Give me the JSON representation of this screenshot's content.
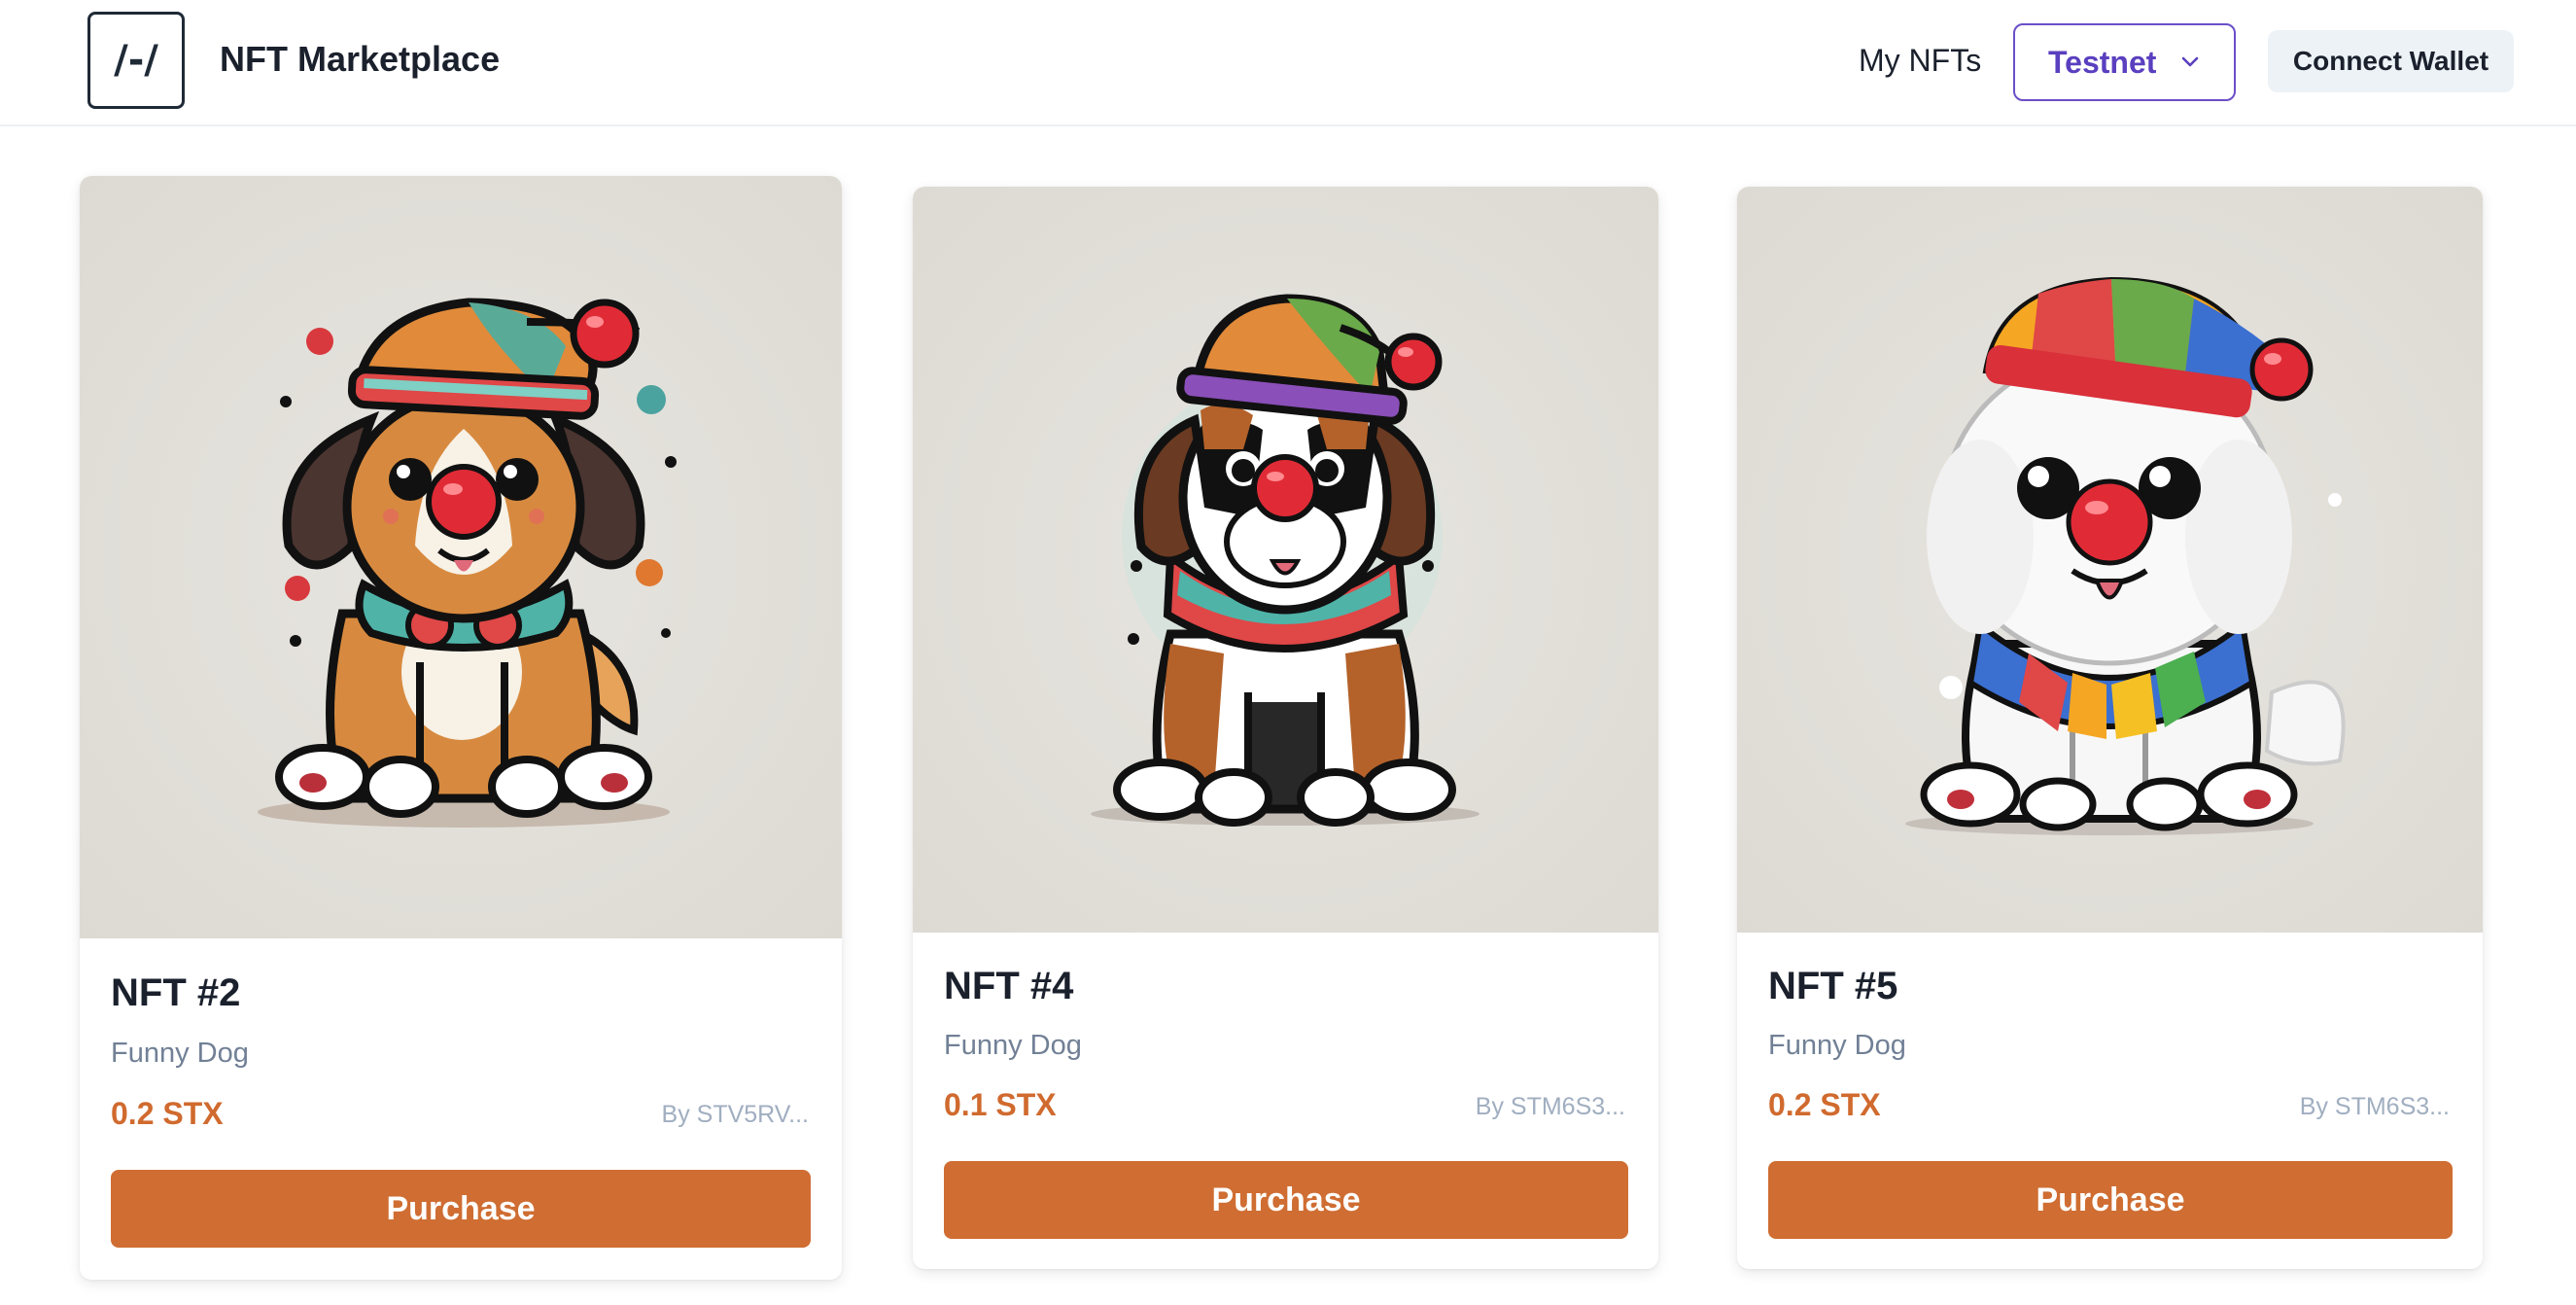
{
  "header": {
    "logo_text": "/-/",
    "title": "NFT Marketplace",
    "my_nfts_label": "My NFTs",
    "network": "Testnet",
    "connect_label": "Connect Wallet"
  },
  "colors": {
    "accent": "#cf6d32",
    "network_purple": "#5a3fbf",
    "price_orange": "#d06a2e"
  },
  "cards": [
    {
      "name": "NFT #2",
      "collection": "Funny Dog",
      "price": "0.2 STX",
      "owner": "By STV5RV...",
      "button": "Purchase",
      "image": "clown-dog-brown-illustration"
    },
    {
      "name": "NFT #4",
      "collection": "Funny Dog",
      "price": "0.1 STX",
      "owner": "By STM6S3...",
      "button": "Purchase",
      "image": "clown-dog-saint-bernard-illustration"
    },
    {
      "name": "NFT #5",
      "collection": "Funny Dog",
      "price": "0.2 STX",
      "owner": "By STM6S3...",
      "button": "Purchase",
      "image": "clown-dog-white-fluffy-illustration"
    }
  ]
}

> EXERCISE DETAILS
Exclude the pictures. Write out the remaining data exactly.

> CORRECT OUTPUT
Give me the JSON representation of this screenshot's content.
{
  "header": {
    "logo_text": "/-/",
    "title": "NFT Marketplace",
    "my_nfts_label": "My NFTs",
    "network": "Testnet",
    "connect_label": "Connect Wallet"
  },
  "colors": {
    "accent": "#cf6d32",
    "network_purple": "#5a3fbf",
    "price_orange": "#d06a2e"
  },
  "cards": [
    {
      "name": "NFT #2",
      "collection": "Funny Dog",
      "price": "0.2 STX",
      "owner": "By STV5RV...",
      "button": "Purchase",
      "image": "clown-dog-brown-illustration"
    },
    {
      "name": "NFT #4",
      "collection": "Funny Dog",
      "price": "0.1 STX",
      "owner": "By STM6S3...",
      "button": "Purchase",
      "image": "clown-dog-saint-bernard-illustration"
    },
    {
      "name": "NFT #5",
      "collection": "Funny Dog",
      "price": "0.2 STX",
      "owner": "By STM6S3...",
      "button": "Purchase",
      "image": "clown-dog-white-fluffy-illustration"
    }
  ]
}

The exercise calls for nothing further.